STATED EXERCISE = Pick up the lecture on the Catholic view of free will after its last sentence and keep writing it.

## begin DOCUMENT SEGMENT

Doctrine of Man (Part 27): The Catholic View of Freedom of the Will

July 22, 2020

The Catholic View of Freedom of the Will

We’ve been talking about the freedom of the will. The operative question is whether human beings in their sinful and fallen state have the freedom to respond to God’s grace. Last time we reviewed the view of the Protestant Reformers which is the bondage of the will. Today we want to look at the Roman Catholic view as expressed at the Council of Trent.

In contrast to the Reformers’ view stands the Roman Catholic view that was enunciated at the Council of Trent following the Protestant Reformation. The Council of Trent was held over many years and in many sessions between the years 1545 and 1563. It was, as it were, the Catholic response to the Reformation. It epitomized the beliefs and teaching of the Catholic Counter-Reformation in response to the Reformers’ doctrine.

## end DOCUMENT SEGMENT
## begin PROVIDED DATA

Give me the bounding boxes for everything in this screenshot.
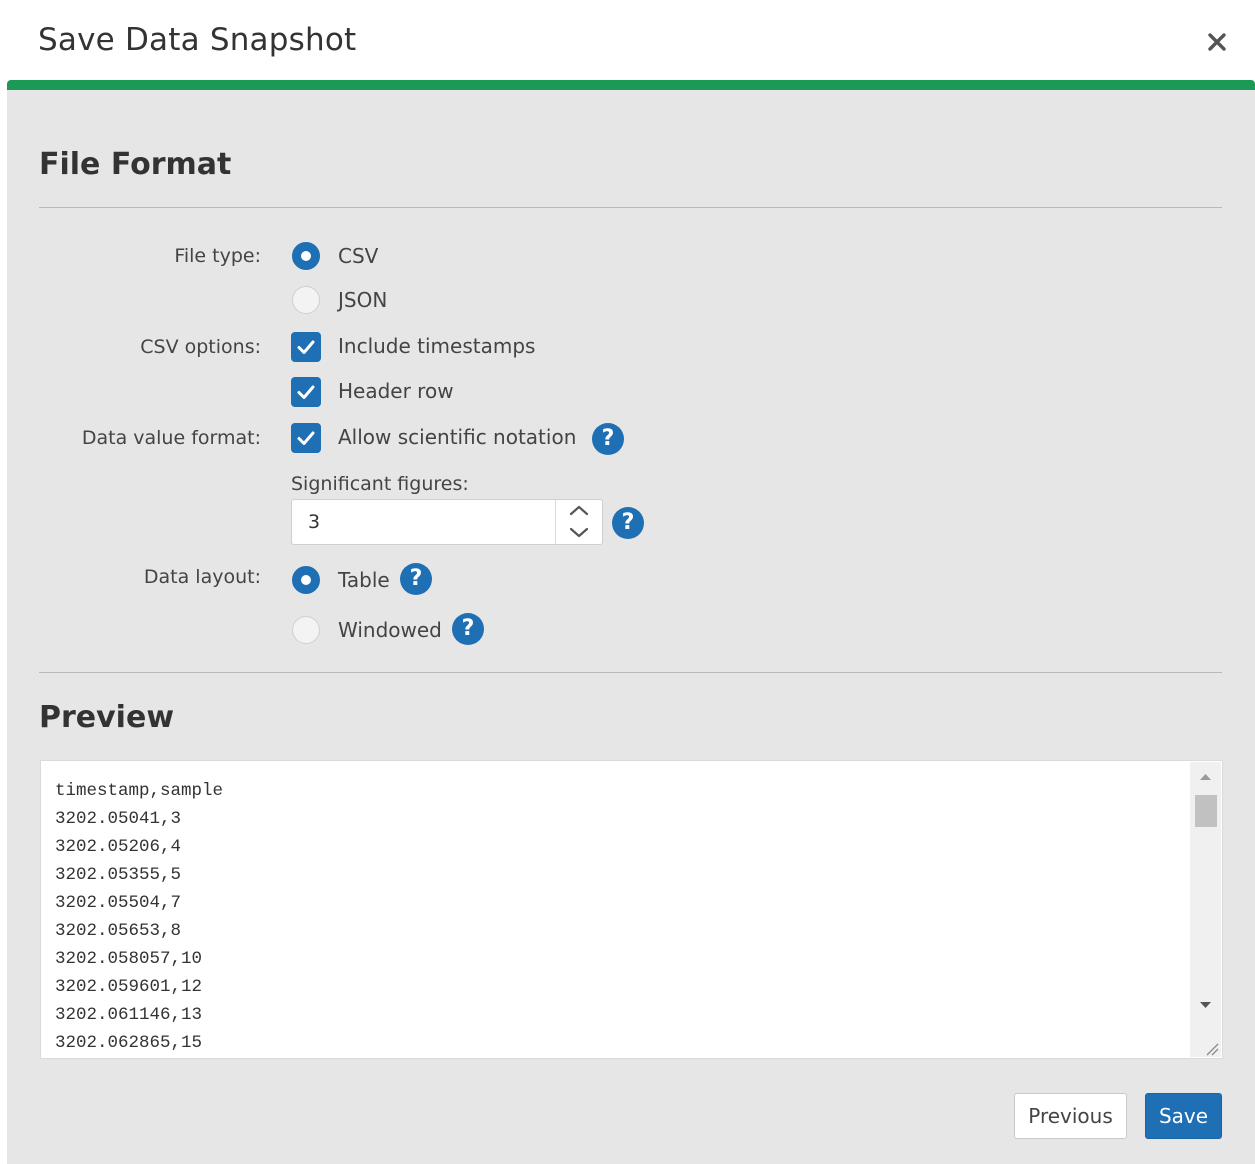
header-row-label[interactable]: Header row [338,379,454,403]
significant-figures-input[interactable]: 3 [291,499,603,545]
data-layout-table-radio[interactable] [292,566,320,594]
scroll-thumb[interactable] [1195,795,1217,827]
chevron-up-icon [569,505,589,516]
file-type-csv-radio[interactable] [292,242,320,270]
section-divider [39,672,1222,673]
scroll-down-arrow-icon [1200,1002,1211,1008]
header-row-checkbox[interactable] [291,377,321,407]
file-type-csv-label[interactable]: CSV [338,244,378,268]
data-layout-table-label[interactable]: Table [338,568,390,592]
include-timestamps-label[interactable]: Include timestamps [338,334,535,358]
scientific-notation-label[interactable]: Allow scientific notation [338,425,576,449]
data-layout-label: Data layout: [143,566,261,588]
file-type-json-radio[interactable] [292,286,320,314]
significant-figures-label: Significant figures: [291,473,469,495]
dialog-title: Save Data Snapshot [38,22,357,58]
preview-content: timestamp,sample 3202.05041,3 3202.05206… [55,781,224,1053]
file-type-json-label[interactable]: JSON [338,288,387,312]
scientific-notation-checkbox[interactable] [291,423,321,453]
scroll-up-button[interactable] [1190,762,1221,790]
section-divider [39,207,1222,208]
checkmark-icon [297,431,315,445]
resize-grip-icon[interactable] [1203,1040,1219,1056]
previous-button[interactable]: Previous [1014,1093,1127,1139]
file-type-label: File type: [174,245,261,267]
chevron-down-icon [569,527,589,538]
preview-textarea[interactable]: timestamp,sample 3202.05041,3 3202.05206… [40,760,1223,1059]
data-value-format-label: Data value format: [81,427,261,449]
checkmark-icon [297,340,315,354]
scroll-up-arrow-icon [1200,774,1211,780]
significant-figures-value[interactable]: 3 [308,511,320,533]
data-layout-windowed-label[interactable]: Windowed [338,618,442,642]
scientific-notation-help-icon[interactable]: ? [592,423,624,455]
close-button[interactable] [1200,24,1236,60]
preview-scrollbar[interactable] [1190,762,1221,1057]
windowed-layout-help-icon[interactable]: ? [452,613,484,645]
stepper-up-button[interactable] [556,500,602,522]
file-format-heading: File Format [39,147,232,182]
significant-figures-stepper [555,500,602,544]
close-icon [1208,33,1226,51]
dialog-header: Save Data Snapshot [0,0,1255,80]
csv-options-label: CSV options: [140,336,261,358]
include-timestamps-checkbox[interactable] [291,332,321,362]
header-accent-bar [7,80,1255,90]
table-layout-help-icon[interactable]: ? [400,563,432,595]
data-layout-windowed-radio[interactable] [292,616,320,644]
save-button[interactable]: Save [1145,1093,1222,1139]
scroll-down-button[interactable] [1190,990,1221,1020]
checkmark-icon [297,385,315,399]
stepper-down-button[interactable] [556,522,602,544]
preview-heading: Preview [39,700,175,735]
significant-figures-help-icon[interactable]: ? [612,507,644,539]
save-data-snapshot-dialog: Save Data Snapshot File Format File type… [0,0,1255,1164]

## end PROVIDED DATA
## begin PROVIDED DATA

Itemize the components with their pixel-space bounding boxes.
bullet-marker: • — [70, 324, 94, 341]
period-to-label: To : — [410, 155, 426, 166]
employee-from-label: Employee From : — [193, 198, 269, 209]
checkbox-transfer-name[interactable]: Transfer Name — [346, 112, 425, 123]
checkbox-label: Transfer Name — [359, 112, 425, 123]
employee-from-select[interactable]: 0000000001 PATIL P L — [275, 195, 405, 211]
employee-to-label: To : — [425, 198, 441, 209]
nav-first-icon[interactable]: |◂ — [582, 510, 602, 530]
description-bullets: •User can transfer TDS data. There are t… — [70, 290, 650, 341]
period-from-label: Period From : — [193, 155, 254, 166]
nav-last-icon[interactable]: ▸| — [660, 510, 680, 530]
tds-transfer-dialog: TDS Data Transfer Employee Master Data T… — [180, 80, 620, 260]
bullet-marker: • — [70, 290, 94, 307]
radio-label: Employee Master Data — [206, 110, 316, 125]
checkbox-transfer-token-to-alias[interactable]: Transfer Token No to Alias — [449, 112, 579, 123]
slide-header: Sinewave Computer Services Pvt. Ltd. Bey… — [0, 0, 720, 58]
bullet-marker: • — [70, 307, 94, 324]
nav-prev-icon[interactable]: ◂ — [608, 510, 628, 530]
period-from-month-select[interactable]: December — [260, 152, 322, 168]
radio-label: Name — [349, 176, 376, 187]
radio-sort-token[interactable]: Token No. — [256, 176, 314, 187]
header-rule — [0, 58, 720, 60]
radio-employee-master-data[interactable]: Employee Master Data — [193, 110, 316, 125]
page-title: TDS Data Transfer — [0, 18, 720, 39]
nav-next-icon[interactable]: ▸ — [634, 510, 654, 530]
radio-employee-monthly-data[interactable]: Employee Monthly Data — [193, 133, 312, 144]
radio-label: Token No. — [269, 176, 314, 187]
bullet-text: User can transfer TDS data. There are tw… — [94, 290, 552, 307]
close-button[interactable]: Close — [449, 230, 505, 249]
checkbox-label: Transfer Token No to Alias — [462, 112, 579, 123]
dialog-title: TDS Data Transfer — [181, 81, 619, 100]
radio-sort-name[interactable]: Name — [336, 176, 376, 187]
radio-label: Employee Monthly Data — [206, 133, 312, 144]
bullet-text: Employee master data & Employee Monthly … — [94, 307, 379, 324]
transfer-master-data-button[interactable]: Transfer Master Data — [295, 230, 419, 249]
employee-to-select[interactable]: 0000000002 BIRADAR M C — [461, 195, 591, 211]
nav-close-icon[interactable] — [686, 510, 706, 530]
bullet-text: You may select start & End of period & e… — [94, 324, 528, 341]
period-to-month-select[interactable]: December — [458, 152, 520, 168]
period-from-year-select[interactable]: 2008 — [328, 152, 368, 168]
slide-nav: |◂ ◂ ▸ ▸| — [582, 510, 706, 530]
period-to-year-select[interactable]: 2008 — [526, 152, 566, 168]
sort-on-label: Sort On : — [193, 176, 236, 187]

## end PROVIDED DATA

WRITTEN REPLY =
The doctrine promulgated at Trent affirms freedom of the will in contrast to the doctrine of the Reformers. According to Trent, the process of salvation has several steps, or stages as it were, in which God and man each plays his part:

1. God’s prevenient grace. This first step is from God’s side. Against Pelagius the Council of Trent held that no one approaches God, saying “Oh, God, I need you. I want you. I have this God-shaped vacuum in my heart and therefore I am turning to you for salvation.” No, God’s grace comes first – it is prevenient. God’s grace first seeks you out. For sinful, fallen, corrupted, natural man does not seek the things of the Spirit of God. So the first step must come entirely from the divine side. It is God’s initiative in salvation to seek out sinful persons.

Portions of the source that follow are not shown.